**Short task A**
Answer these questions about the Animal Extractors thread.
(i) How many times did the man in JohnMatthew's town intentionally run over the rattlesnake?
(ii) Which animal does laurarfl say people complain about after building next to lakes and rivers?
(iii) According to kevinandrew's post, what do the featured experts risk on the front lines of wildlife recovery and control?
**Short task B**
Reproduce word for word the part of the Animal Extractors thread starting at "Its amusing how" and ending at "JohnMatthew (Aug 19, 2011)".

**Quoted passage**
------------
# Watching animal extractors



## Neeko (Aug 19, 2011)

Its amusing how people claim that they are being invaded by rattle snakes or crocks, etc. When they were there first and they landscape their yard into a perfect habitat.


----------



## JohnMatthew (Aug 19, 2011)

Someone in my town got bit by a rattlesnake last week.. He intentionally ran it over twice, then when he got out of his truck to throw the "dead" snake off the road it tagged him. The fault lay completely on this clown of a man but it just ends up as more bad press for snakes, people make me so angry sometimes. I also have relatives that kill any and all snakes on their land because they're too lazy to educate themselves or even let me teach them a thing or two. It's only a matter of time before they take out an eastern indigo. As sad a day as that will be I'll happily be calling FWC on their stupid butts.


----------



## kevinandrew (Sep 7, 2011)

The Animal Extractors investigates what happens when the boundaries between cities and natural habitats blur, and creatures of all kinds.Featuring a variety of experts who risk their lives on the front lines of wildlife recovery and control. The Animal Extractors respond to a range of unusual and often dangerous situations.


----------



## laurarfl (Sep 7, 2011)

Like here in FL when people move here, build next to lakes and rivers, then complain because of the alligators. <slaps forehead>. Or get pricey lots that butt up to the wildlife preserve and freak out over black bears. "We want to be close to wildlife, but don't want any actual wildlife to cross our lot line."


----------



## Rhetoric (Sep 7, 2011)

JohnMatthew said:


> Someone in my town got bit by a rattlesnake last week.. He intentionally ran it over twice, then when he got out of his truck to throw the "dead" snake off the road it tagged him.



Hmmm, karma much? LOL.


----------



## kellen.watkins (Sep 7, 2011)

Lol some ppeoples kids


----------
------------
**Stored items**
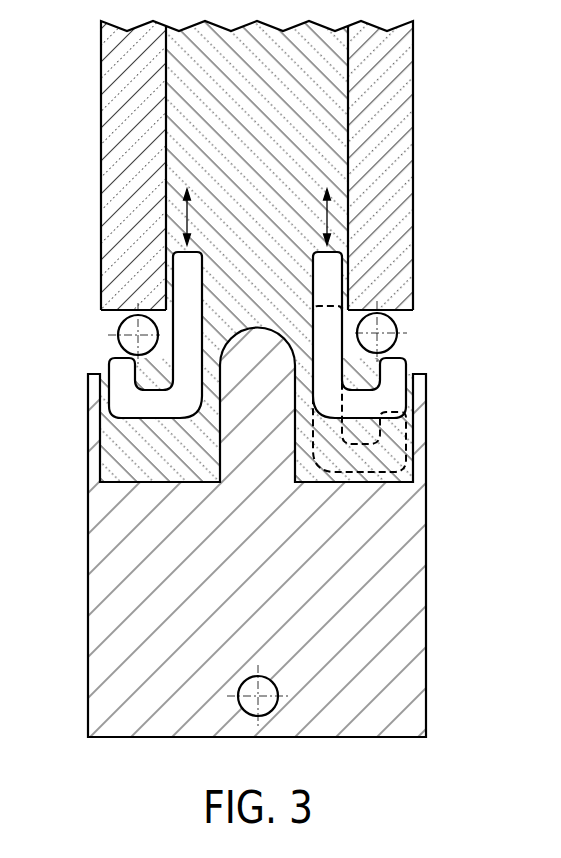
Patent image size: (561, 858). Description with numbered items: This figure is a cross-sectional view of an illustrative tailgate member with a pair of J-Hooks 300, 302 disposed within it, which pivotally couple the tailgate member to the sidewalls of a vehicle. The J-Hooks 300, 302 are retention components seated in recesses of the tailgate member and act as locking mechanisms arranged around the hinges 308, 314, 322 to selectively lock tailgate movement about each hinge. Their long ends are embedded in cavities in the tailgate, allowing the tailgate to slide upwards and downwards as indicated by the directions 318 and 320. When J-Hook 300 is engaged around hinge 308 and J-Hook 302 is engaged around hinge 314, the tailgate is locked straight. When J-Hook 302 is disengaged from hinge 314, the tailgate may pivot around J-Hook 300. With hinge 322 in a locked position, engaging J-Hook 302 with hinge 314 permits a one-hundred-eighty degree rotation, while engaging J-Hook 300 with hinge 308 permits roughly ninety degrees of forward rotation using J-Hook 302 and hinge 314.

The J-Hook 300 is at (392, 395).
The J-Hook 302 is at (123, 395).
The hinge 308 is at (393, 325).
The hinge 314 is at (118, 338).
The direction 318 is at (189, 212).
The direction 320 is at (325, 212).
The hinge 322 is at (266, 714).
------------
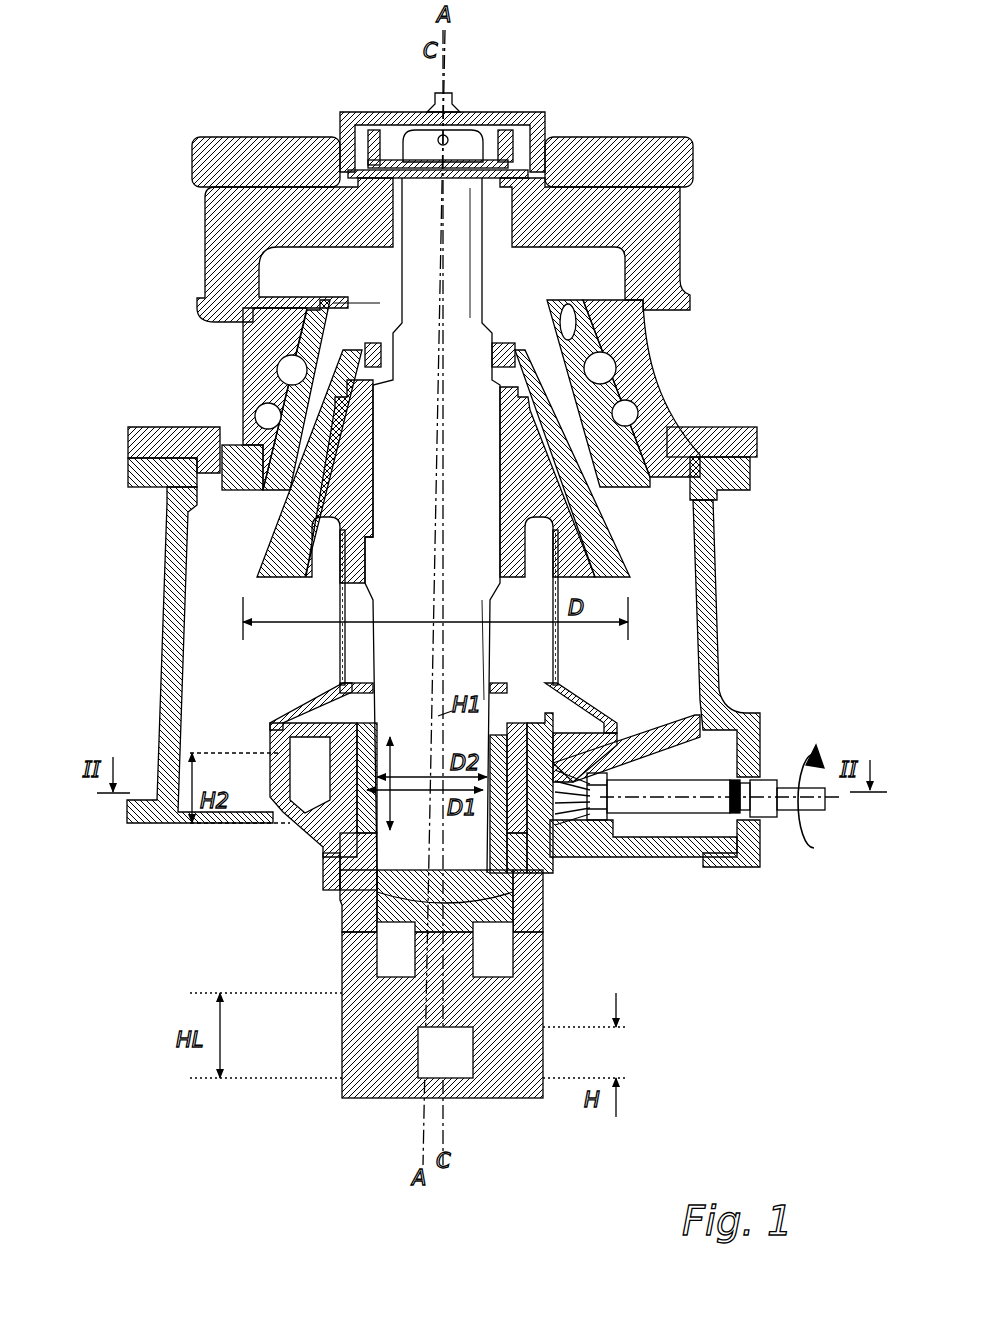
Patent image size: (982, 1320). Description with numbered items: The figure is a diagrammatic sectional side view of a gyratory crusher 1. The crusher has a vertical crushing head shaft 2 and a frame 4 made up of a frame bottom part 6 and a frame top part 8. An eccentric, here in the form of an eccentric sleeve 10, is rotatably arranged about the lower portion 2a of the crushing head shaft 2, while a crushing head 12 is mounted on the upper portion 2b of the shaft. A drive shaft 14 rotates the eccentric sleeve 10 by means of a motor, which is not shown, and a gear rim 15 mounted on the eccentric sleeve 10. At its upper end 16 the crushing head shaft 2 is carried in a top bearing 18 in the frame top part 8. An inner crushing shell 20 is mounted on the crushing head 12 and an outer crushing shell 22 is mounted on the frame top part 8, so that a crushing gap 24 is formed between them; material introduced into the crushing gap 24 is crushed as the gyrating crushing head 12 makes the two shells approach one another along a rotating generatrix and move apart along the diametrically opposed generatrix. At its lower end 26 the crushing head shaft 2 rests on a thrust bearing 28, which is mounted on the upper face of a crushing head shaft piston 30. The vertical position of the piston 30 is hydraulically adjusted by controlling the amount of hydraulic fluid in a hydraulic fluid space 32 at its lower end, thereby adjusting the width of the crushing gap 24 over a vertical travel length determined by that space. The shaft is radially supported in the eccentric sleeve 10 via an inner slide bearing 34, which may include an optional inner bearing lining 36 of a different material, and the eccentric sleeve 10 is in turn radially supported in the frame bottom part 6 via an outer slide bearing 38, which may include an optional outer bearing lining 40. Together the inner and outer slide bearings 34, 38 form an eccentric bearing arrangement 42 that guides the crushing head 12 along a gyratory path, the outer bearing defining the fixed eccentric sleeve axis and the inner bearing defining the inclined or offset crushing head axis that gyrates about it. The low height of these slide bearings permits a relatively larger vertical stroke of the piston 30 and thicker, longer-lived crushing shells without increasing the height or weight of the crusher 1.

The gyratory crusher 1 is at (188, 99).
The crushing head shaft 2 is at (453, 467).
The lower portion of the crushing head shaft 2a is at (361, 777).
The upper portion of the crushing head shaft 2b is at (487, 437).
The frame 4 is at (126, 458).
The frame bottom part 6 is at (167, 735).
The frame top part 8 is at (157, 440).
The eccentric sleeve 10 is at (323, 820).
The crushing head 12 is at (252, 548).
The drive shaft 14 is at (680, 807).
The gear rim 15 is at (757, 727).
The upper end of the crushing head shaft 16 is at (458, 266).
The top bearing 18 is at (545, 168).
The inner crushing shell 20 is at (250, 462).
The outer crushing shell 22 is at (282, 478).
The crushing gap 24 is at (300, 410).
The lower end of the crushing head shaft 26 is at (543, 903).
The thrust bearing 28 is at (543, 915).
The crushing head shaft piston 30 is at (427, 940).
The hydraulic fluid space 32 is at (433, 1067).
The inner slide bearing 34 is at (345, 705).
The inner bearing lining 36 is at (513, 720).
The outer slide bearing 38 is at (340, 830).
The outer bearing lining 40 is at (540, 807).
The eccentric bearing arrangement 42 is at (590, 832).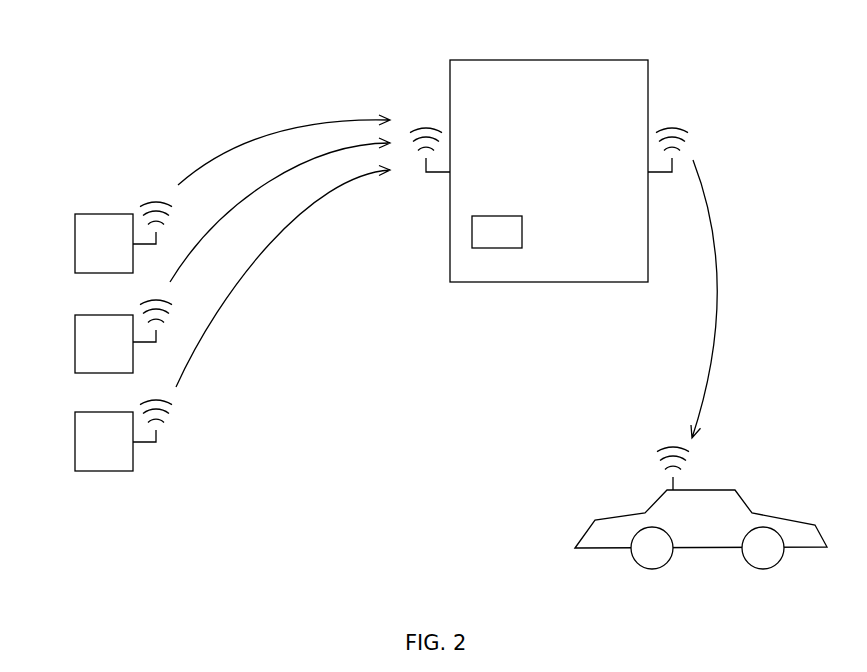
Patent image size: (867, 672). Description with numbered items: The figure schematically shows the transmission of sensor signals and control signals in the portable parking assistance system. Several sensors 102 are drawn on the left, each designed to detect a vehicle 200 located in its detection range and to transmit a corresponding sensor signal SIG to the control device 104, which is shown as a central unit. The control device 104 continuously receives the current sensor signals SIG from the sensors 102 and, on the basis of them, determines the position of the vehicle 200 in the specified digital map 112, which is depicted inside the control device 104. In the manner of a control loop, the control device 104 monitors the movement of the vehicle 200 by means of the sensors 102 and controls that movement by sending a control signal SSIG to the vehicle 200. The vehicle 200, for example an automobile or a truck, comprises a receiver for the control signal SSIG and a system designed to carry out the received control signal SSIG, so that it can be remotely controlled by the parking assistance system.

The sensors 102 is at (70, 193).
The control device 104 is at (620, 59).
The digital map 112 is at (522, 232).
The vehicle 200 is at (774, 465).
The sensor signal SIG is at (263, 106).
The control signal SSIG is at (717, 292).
------------
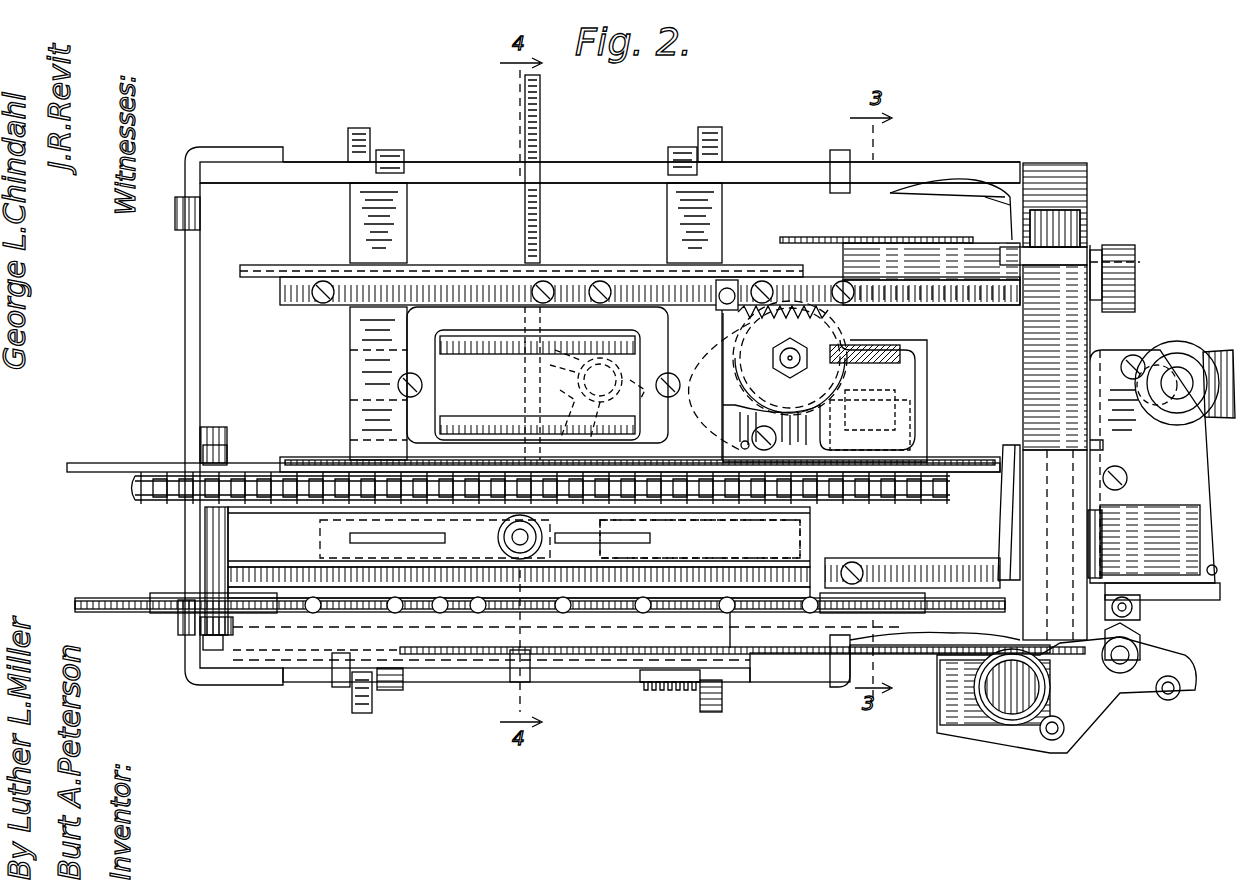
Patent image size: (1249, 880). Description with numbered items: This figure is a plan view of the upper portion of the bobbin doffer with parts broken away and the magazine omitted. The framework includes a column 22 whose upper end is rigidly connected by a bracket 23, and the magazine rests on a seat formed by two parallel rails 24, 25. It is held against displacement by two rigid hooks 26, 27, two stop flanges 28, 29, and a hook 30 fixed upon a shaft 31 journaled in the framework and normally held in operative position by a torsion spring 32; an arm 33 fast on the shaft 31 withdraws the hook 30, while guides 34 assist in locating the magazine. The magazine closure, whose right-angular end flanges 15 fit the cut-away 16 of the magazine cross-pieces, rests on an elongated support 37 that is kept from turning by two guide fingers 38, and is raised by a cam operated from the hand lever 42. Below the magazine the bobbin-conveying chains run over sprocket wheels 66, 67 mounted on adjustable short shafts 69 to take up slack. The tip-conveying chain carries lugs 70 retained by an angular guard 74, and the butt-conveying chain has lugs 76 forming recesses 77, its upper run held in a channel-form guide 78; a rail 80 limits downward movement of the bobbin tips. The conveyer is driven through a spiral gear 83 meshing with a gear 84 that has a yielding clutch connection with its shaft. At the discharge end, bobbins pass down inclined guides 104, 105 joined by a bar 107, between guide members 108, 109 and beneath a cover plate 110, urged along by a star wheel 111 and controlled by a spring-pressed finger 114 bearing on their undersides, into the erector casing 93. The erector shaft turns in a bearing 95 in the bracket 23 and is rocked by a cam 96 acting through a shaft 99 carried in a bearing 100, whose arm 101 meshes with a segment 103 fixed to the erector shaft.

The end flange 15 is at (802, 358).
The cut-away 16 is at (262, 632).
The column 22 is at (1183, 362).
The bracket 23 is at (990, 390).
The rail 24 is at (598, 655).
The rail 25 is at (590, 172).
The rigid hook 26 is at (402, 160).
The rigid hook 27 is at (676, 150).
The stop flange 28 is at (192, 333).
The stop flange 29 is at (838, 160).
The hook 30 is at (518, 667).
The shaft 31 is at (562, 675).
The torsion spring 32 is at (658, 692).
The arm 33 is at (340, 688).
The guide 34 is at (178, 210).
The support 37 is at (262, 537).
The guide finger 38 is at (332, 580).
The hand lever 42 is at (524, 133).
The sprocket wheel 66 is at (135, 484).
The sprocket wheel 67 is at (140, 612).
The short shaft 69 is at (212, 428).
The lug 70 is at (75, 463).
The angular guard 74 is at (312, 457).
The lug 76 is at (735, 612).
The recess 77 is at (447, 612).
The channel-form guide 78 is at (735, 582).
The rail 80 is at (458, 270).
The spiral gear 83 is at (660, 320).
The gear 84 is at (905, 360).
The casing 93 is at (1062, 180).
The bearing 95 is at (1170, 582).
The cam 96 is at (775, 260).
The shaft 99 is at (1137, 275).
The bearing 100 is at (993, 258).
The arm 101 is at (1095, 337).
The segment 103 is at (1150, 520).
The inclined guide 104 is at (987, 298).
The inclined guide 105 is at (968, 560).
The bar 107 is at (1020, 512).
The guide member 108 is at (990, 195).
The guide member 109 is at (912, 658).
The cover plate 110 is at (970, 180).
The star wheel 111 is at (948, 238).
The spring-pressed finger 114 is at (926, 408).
------------
**Final answer A**
(i) Twice.
(ii) Alligators.
(iii) Their lives.

**Final answer B**
Its amusing how people claim that they are being invaded by rattle snakes or crocks, etc. When they were there first and they landscape their yard into a perfect habitat.


----------



## JohnMatthew (Aug 19, 2011)